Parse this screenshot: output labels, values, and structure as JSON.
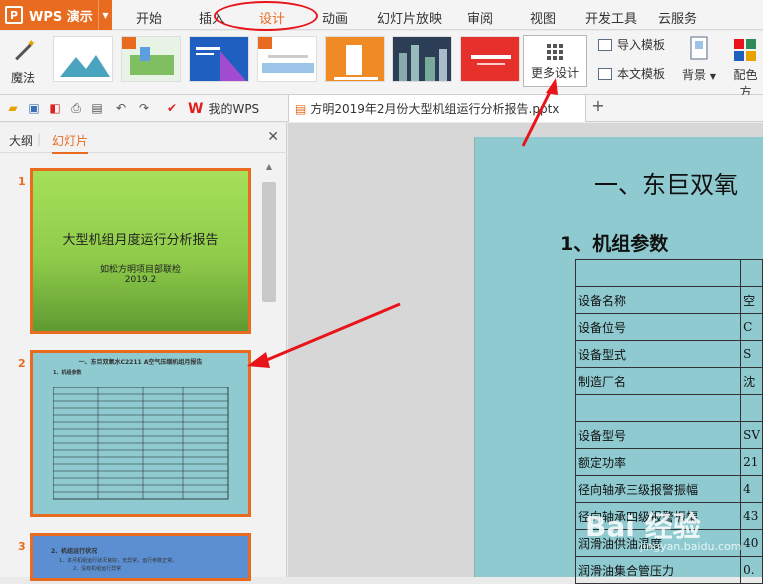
{
  "app": {
    "name": "WPS 演示",
    "logo_letter": "P"
  },
  "menu": [
    "开始",
    "插入",
    "设计",
    "动画",
    "幻灯片放映",
    "审阅",
    "视图",
    "开发工具",
    "云服务"
  ],
  "menu_active_index": 2,
  "ribbon": {
    "magic_label": "魔法",
    "more_design_label": "更多设计",
    "import_template_label": "导入模板",
    "text_template_label": "本文模板",
    "background_label": "背景",
    "color_scheme_label": "配色方"
  },
  "tabs": {
    "wps_home": "我的WPS",
    "document": "方明2019年2月份大型机组运行分析报告.pptx"
  },
  "panel": {
    "tab_outline": "大纲",
    "tab_slides": "幻灯片"
  },
  "slides": [
    {
      "number": "1",
      "title": "大型机组月度运行分析报告",
      "subtitle": "如松方明项目部联检",
      "date": "2019.2"
    },
    {
      "number": "2",
      "title": "一、东巨双氧水C2211 A空气压缩机组月报告",
      "section": "1、机组参数"
    },
    {
      "number": "3",
      "title": "2、机组运行状况",
      "line1": "1、本月机组运行状况良好，无异常，运行参数正常。",
      "line2": "2、没有机组运行异常"
    }
  ],
  "main_slide": {
    "title": "一、东巨双氧",
    "section": "1、机组参数",
    "rows": [
      [
        "",
        ""
      ],
      [
        "设备名称",
        "空"
      ],
      [
        "设备位号",
        "C"
      ],
      [
        "设备型式",
        "S"
      ],
      [
        "制造厂名",
        "沈"
      ],
      [
        "",
        ""
      ],
      [
        "设备型号",
        "SV"
      ],
      [
        "额定功率",
        "21"
      ],
      [
        "径向轴承三级报警振幅",
        "4"
      ],
      [
        "径向轴承四级报警振幅",
        "43"
      ],
      [
        "润滑油供油温度",
        "40"
      ],
      [
        "润滑油集合管压力",
        "0."
      ]
    ]
  },
  "watermark": {
    "main": "Bai 经验",
    "sub": "jingyan.baidu.com"
  },
  "colors": {
    "accent": "#e86b1f",
    "highlight_ring": "#e8141a",
    "slide_bg": "#8ecad0"
  }
}
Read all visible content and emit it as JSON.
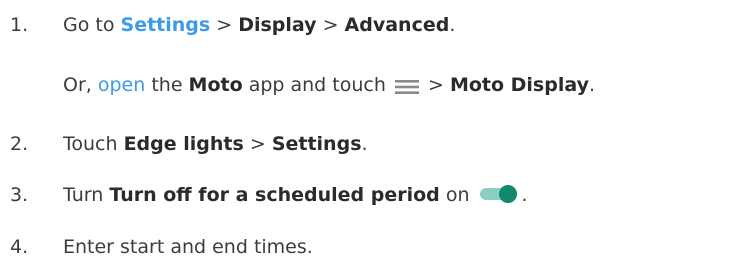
{
  "steps": [
    {
      "number": "1.",
      "prefix": "Go to ",
      "link": "Settings",
      "sep1": " > ",
      "item1": "Display",
      "sep2": " > ",
      "item2": "Advanced",
      "suffix": ".",
      "alt": {
        "prefix": "Or, ",
        "link": "open",
        "mid": " the ",
        "app": "Moto",
        "mid2": " app and touch ",
        "sep": " > ",
        "item": "Moto Display",
        "suffix": ".",
        "icon": "menu-icon"
      }
    },
    {
      "number": "2.",
      "prefix": "Touch ",
      "item1": "Edge lights",
      "sep": " > ",
      "item2": "Settings",
      "suffix": "."
    },
    {
      "number": "3.",
      "prefix": "Turn ",
      "item": "Turn off for a scheduled period",
      "mid": " on ",
      "suffix": ".",
      "icon": "toggle-on-icon"
    },
    {
      "number": "4.",
      "text": "Enter start and end times."
    }
  ],
  "colors": {
    "link": "#3d9ae8",
    "text": "#3c3c3c",
    "toggle_track": "#8ad0c2",
    "toggle_knob": "#0f8a6e",
    "icon_gray": "#8a8a8a"
  }
}
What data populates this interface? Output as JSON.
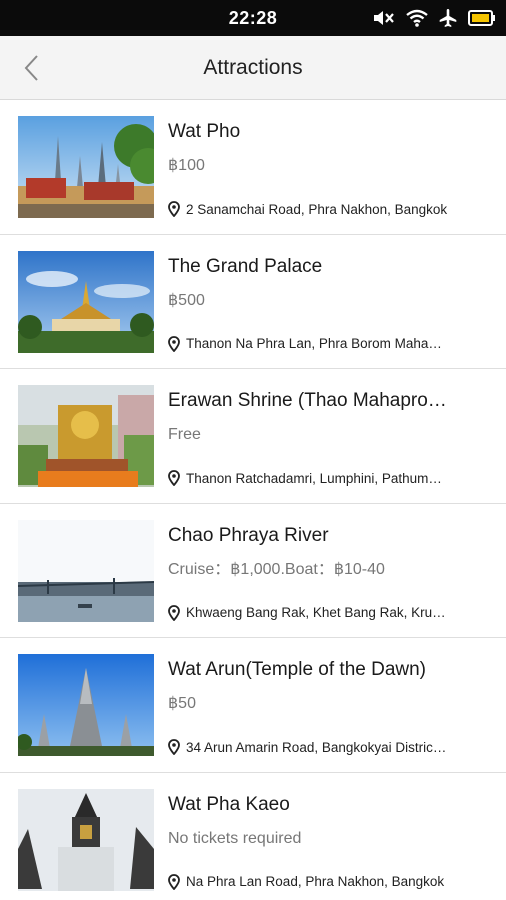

■ The exercise ■
Look through the lines above and collect those with the word "prefix".

■ Expected answer ■
      "prefix": "Go to ",
        "prefix": "Or, ",
      "prefix": "Touch ",
      "prefix": "Turn ",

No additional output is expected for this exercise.